>> Start
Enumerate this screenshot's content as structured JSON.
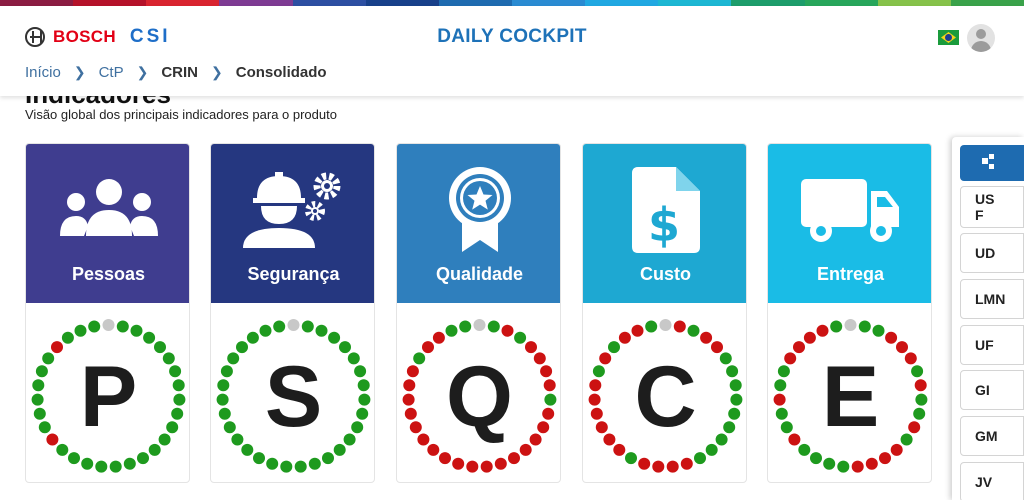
{
  "header": {
    "brand": "BOSCH",
    "sub_brand": "CSI",
    "app_title": "DAILY COCKPIT",
    "language_flag": "brazil-flag-icon",
    "top_stripe_colors": [
      "#8b1c42",
      "#b5122a",
      "#d9242f",
      "#7e3b93",
      "#2d4fa2",
      "#18408a",
      "#1e6bb0",
      "#2a8bd2",
      "#21a8e2",
      "#1db7d3",
      "#1d9d6b",
      "#27a65b",
      "#86c24a",
      "#3aa24a"
    ]
  },
  "breadcrumb": {
    "items": [
      {
        "label": "Início"
      },
      {
        "label": "CtP"
      },
      {
        "label": "CRIN"
      },
      {
        "label": "Consolidado"
      }
    ]
  },
  "section": {
    "title": "Indicadores",
    "subtitle": "Visão global dos principais indicadores para o produto"
  },
  "colors": {
    "green": "#1e9a1e",
    "red": "#cc1212",
    "gray": "#c8c8c8",
    "letter": "#1d1d1d"
  },
  "cards": [
    {
      "label": "Pessoas",
      "letter": "P",
      "icon": "people-group-icon",
      "color": "#3f3d8f",
      "dots": "gggggggggggggggggggrggggggrgggg"
    },
    {
      "label": "Segurança",
      "letter": "S",
      "icon": "worker-gears-icon",
      "color": "#253780",
      "dots": "gggggggggggggggggggggggggggggg"
    },
    {
      "label": "Qualidade",
      "letter": "Q",
      "icon": "award-ribbon-star-icon",
      "color": "#2f7fbd",
      "dots": "grgrrrrgrrrrrrrrrrrrrrrrrgrrgg"
    },
    {
      "label": "Custo",
      "letter": "C",
      "icon": "invoice-dollar-icon",
      "color": "#1ea8d2",
      "dots": "rgrrgggggggggrrrrgrrrrrrgrgrrg"
    },
    {
      "label": "Entrega",
      "letter": "E",
      "icon": "delivery-truck-icon",
      "color": "#1abce6",
      "dots": "ggrrrgrggrgrrrrggggrggrggrrrrg"
    }
  ],
  "sidebar": {
    "active_icon": "hierarchy-icon",
    "items": [
      {
        "label": "US F"
      },
      {
        "label": "UD"
      },
      {
        "label": "LMN"
      },
      {
        "label": "UF"
      },
      {
        "label": "GI"
      },
      {
        "label": "GM"
      },
      {
        "label": "JV"
      }
    ]
  }
}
>> End
◆ REQUIREMENT: The records above are to be quoted exactly, with all pictures left out.

◆ FINISHED EXERCISE:
Enumerate this screenshot's content as structured JSON.
{
  "header": {
    "brand": "BOSCH",
    "sub_brand": "CSI",
    "app_title": "DAILY COCKPIT",
    "language_flag": "brazil-flag-icon",
    "top_stripe_colors": [
      "#8b1c42",
      "#b5122a",
      "#d9242f",
      "#7e3b93",
      "#2d4fa2",
      "#18408a",
      "#1e6bb0",
      "#2a8bd2",
      "#21a8e2",
      "#1db7d3",
      "#1d9d6b",
      "#27a65b",
      "#86c24a",
      "#3aa24a"
    ]
  },
  "breadcrumb": {
    "items": [
      {
        "label": "Início"
      },
      {
        "label": "CtP"
      },
      {
        "label": "CRIN"
      },
      {
        "label": "Consolidado"
      }
    ]
  },
  "section": {
    "title": "Indicadores",
    "subtitle": "Visão global dos principais indicadores para o produto"
  },
  "colors": {
    "green": "#1e9a1e",
    "red": "#cc1212",
    "gray": "#c8c8c8",
    "letter": "#1d1d1d"
  },
  "cards": [
    {
      "label": "Pessoas",
      "letter": "P",
      "icon": "people-group-icon",
      "color": "#3f3d8f",
      "dots": "gggggggggggggggggggrggggggrgggg"
    },
    {
      "label": "Segurança",
      "letter": "S",
      "icon": "worker-gears-icon",
      "color": "#253780",
      "dots": "gggggggggggggggggggggggggggggg"
    },
    {
      "label": "Qualidade",
      "letter": "Q",
      "icon": "award-ribbon-star-icon",
      "color": "#2f7fbd",
      "dots": "grgrrrrgrrrrrrrrrrrrrrrrrgrrgg"
    },
    {
      "label": "Custo",
      "letter": "C",
      "icon": "invoice-dollar-icon",
      "color": "#1ea8d2",
      "dots": "rgrrgggggggggrrrrgrrrrrrgrgrrg"
    },
    {
      "label": "Entrega",
      "letter": "E",
      "icon": "delivery-truck-icon",
      "color": "#1abce6",
      "dots": "ggrrrgrggrgrrrrggggrggrggrrrrg"
    }
  ],
  "sidebar": {
    "active_icon": "hierarchy-icon",
    "items": [
      {
        "label": "US F"
      },
      {
        "label": "UD"
      },
      {
        "label": "LMN"
      },
      {
        "label": "UF"
      },
      {
        "label": "GI"
      },
      {
        "label": "GM"
      },
      {
        "label": "JV"
      }
    ]
  }
}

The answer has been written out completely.